WRITTEN INSTRUCTION:
Give the number of lines containing the word "stronger" and nothing more.

GIVEN RECORDS:
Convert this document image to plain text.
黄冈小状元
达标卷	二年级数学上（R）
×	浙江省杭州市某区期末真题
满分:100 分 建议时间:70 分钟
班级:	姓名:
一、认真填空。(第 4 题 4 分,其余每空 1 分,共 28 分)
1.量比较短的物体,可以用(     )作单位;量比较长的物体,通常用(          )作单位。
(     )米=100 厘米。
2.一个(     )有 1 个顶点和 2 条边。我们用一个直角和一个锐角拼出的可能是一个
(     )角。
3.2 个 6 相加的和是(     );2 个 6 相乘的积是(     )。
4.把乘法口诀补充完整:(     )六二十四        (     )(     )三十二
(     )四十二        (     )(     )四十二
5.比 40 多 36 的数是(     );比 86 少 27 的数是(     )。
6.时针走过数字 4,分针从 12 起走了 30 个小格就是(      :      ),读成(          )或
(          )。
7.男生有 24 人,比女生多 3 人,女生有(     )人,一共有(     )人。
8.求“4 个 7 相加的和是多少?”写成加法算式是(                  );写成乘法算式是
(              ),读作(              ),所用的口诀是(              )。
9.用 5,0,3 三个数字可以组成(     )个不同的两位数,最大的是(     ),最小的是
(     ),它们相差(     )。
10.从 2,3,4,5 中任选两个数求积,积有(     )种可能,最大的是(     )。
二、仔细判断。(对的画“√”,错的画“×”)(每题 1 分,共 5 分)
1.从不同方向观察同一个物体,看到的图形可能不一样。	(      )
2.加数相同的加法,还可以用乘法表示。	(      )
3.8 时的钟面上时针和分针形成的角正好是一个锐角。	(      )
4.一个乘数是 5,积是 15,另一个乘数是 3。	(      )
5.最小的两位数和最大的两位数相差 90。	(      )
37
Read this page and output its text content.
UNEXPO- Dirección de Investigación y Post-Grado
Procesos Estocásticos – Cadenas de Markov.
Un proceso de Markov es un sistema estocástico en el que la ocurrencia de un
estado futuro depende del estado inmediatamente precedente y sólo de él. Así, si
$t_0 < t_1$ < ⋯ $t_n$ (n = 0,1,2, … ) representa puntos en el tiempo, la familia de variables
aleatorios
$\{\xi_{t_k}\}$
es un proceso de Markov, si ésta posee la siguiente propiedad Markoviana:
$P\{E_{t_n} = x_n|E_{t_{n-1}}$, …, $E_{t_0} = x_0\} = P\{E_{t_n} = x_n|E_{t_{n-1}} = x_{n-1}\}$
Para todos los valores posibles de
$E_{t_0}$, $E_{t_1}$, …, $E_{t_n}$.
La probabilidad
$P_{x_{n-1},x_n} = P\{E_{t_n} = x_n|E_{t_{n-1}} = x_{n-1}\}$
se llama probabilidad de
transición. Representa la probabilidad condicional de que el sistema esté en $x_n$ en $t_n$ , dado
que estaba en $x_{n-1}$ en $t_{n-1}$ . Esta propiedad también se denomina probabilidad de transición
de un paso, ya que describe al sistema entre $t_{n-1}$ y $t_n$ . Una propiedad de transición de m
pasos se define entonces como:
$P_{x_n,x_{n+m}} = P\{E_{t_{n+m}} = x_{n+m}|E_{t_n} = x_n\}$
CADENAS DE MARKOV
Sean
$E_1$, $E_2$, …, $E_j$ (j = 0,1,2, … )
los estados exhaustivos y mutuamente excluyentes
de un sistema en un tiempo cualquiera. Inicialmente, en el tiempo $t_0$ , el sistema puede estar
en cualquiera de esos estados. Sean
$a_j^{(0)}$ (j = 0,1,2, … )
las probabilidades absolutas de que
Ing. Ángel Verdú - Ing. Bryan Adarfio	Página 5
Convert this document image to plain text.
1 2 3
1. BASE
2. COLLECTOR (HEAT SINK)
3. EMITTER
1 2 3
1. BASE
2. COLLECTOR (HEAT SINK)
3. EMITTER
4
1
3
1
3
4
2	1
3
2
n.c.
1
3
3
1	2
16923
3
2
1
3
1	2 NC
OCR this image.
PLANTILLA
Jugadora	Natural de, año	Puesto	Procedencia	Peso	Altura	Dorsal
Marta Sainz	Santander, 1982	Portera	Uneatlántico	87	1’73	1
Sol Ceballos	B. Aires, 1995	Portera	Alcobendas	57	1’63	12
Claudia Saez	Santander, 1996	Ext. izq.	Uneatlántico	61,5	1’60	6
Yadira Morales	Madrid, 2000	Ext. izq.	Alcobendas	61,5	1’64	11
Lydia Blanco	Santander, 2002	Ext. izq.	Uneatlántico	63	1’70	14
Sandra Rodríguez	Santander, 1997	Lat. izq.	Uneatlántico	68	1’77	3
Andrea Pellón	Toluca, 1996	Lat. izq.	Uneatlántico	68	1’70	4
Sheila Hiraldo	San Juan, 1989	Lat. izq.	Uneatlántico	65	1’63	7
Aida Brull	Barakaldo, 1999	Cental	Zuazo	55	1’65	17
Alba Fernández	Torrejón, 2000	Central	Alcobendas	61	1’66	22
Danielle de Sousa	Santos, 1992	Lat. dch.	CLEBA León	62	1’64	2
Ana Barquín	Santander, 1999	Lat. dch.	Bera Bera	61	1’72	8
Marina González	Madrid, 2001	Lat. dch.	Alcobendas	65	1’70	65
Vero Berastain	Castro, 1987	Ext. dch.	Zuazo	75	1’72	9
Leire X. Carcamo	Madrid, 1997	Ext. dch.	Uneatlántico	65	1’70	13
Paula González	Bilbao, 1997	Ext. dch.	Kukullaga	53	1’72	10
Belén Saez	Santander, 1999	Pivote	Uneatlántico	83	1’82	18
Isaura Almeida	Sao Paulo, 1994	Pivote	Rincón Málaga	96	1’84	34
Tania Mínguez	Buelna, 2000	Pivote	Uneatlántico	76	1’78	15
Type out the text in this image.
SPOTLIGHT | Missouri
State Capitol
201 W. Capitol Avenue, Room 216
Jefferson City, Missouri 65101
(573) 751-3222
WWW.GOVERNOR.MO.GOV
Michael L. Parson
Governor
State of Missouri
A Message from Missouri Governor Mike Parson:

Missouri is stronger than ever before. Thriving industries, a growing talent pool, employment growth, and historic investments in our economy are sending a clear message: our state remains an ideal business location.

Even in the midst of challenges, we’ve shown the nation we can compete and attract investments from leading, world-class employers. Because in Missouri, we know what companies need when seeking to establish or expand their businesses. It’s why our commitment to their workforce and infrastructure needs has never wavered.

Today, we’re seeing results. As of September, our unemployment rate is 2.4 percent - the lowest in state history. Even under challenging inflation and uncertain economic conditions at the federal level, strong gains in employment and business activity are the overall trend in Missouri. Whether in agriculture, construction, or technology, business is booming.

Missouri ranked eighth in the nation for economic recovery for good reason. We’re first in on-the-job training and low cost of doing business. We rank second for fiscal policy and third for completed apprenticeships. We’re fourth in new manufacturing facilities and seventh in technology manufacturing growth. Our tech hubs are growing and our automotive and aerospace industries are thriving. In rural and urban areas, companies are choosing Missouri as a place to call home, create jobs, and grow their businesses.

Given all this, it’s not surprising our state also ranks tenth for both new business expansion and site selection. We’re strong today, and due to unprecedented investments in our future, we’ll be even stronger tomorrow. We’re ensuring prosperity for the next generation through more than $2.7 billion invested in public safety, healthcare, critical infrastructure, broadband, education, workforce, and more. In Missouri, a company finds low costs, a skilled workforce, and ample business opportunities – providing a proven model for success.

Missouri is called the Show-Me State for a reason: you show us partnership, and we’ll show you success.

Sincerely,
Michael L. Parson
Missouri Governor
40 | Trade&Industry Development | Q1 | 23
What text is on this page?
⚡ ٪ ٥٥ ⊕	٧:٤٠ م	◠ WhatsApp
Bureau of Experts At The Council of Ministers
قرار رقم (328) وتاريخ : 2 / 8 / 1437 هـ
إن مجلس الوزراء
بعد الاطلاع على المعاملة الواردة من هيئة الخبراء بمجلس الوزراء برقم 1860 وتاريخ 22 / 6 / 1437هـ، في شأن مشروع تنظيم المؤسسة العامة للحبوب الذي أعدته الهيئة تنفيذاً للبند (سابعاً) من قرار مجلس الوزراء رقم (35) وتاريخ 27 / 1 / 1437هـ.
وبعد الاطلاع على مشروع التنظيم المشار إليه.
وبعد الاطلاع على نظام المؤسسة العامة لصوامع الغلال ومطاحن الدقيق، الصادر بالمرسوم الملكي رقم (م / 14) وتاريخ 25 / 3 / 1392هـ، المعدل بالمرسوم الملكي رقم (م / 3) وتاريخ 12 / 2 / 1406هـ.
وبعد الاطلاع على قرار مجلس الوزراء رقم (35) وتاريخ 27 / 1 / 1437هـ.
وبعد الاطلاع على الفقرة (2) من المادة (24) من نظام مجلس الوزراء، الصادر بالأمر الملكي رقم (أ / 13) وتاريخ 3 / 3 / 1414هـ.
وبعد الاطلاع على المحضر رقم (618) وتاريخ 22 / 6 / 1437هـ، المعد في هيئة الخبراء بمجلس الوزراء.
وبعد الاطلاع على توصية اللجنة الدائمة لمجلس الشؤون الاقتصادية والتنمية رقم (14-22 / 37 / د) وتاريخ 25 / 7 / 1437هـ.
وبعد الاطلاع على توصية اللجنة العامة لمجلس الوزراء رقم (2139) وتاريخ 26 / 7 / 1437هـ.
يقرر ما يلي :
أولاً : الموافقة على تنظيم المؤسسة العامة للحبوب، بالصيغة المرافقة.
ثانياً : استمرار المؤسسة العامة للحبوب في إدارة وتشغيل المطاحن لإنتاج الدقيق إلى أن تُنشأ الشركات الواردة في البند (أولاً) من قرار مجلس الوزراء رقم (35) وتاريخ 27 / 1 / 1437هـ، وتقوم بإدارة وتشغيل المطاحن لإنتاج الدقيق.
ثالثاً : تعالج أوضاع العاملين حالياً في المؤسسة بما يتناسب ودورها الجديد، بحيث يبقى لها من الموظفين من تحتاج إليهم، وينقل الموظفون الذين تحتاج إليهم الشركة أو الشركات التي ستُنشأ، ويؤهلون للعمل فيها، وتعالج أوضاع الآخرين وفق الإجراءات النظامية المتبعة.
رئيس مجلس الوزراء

SOLUTION:
2